Structured figure records:
>> Start

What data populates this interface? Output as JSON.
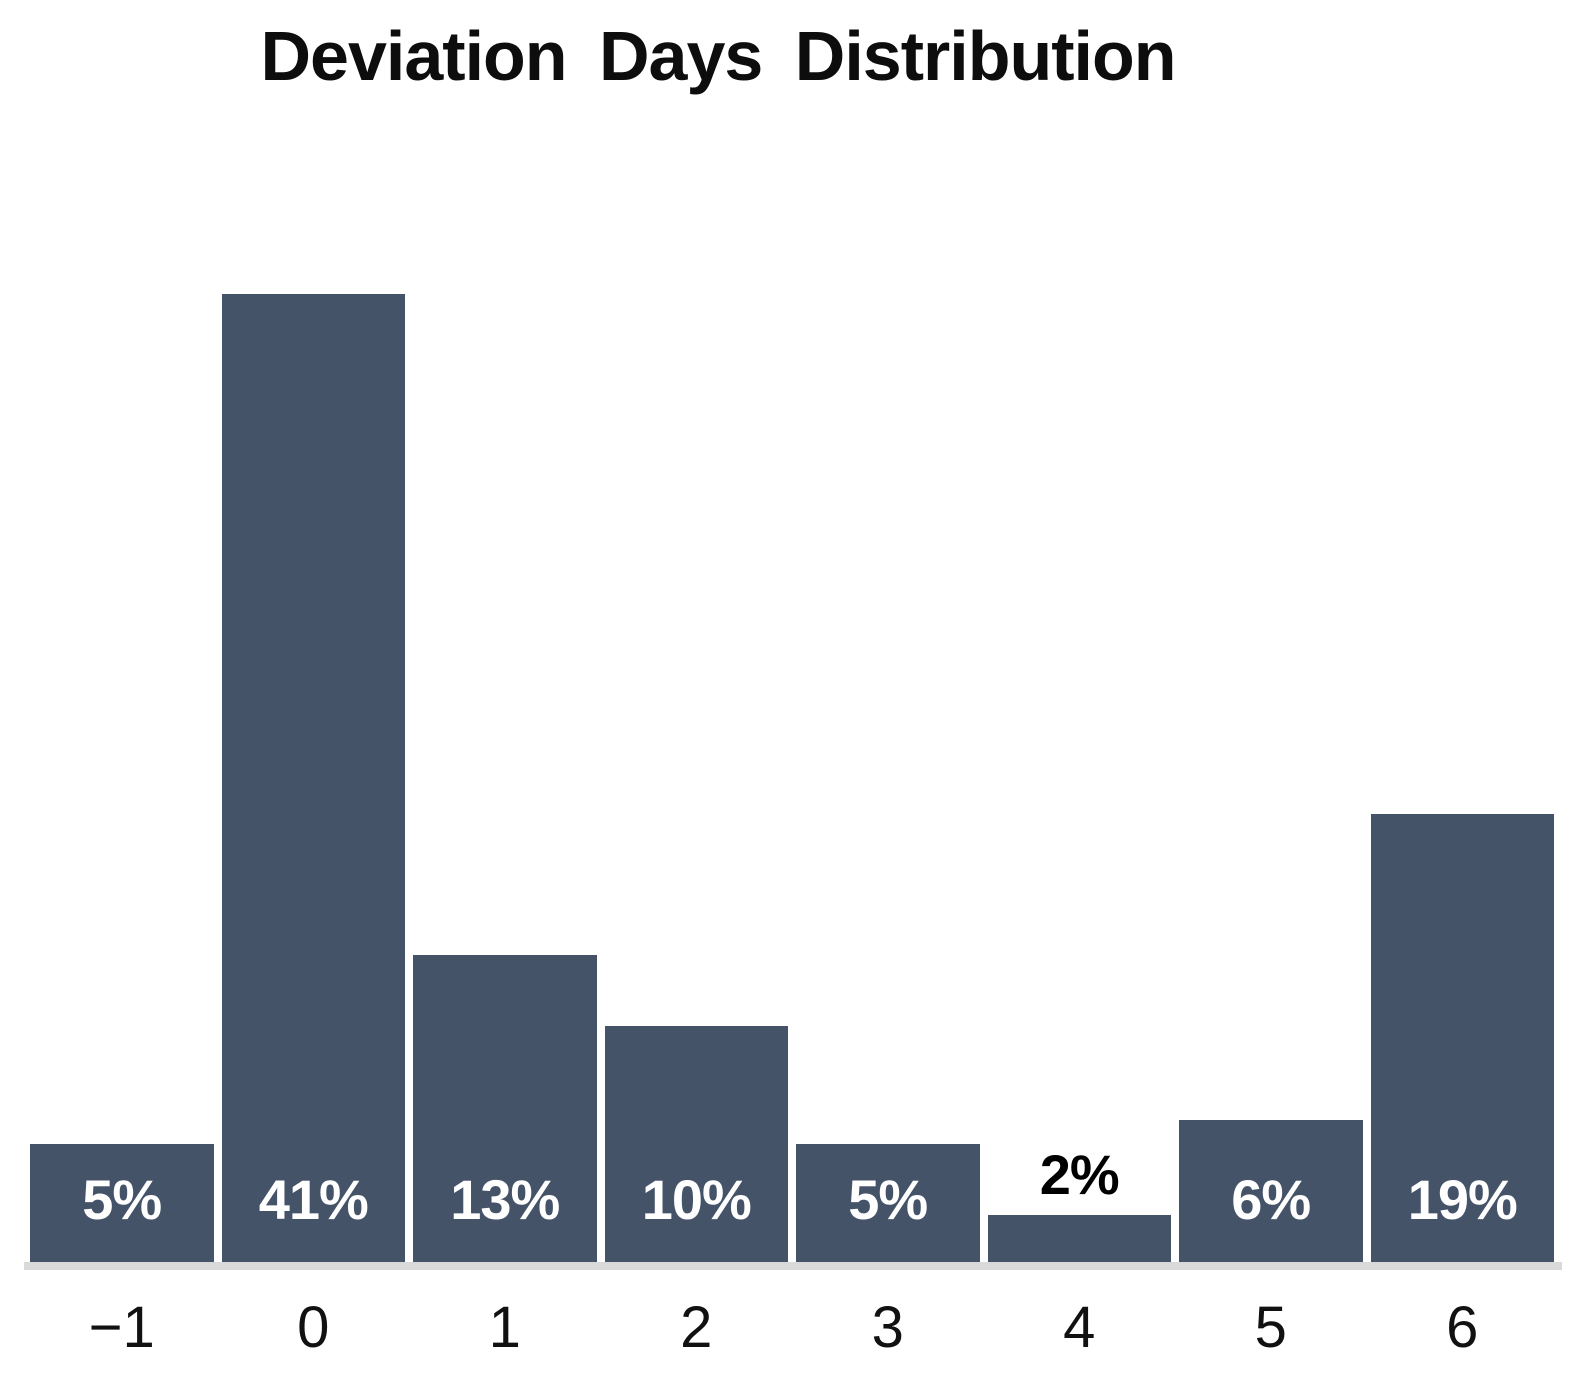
{
  "chart_data": {
    "type": "bar",
    "title": "Deviation Days Distribution",
    "categories": [
      "−1",
      "0",
      "1",
      "2",
      "3",
      "4",
      "5",
      "6"
    ],
    "values": [
      5,
      41,
      13,
      10,
      5,
      2,
      6,
      19
    ],
    "value_labels": [
      "5%",
      "41%",
      "13%",
      "10%",
      "5%",
      "2%",
      "6%",
      "19%"
    ],
    "xlabel": "",
    "ylabel": "",
    "ylim": [
      0,
      42
    ],
    "grid": false,
    "legend": false,
    "bar_color": "#455369",
    "inside_label_color": "#ffffff",
    "outside_label_color": "#000000",
    "axis_line_color": "#d9d9d9",
    "title_color": "#0d0d0d",
    "tick_label_color": "#111111"
  }
}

>> End

*WHAT IS BEING ASKED*
Word for word, quote the full listing, omitting every picture.

*COMPLETE ANSWER*
What data populates this interface? Output as JSON.
{
  "chart_data": {
    "type": "bar",
    "title": "Deviation Days Distribution",
    "categories": [
      "−1",
      "0",
      "1",
      "2",
      "3",
      "4",
      "5",
      "6"
    ],
    "values": [
      5,
      41,
      13,
      10,
      5,
      2,
      6,
      19
    ],
    "value_labels": [
      "5%",
      "41%",
      "13%",
      "10%",
      "5%",
      "2%",
      "6%",
      "19%"
    ],
    "xlabel": "",
    "ylabel": "",
    "ylim": [
      0,
      42
    ],
    "grid": false,
    "legend": false,
    "bar_color": "#455369",
    "inside_label_color": "#ffffff",
    "outside_label_color": "#000000",
    "axis_line_color": "#d9d9d9",
    "title_color": "#0d0d0d",
    "tick_label_color": "#111111"
  }
}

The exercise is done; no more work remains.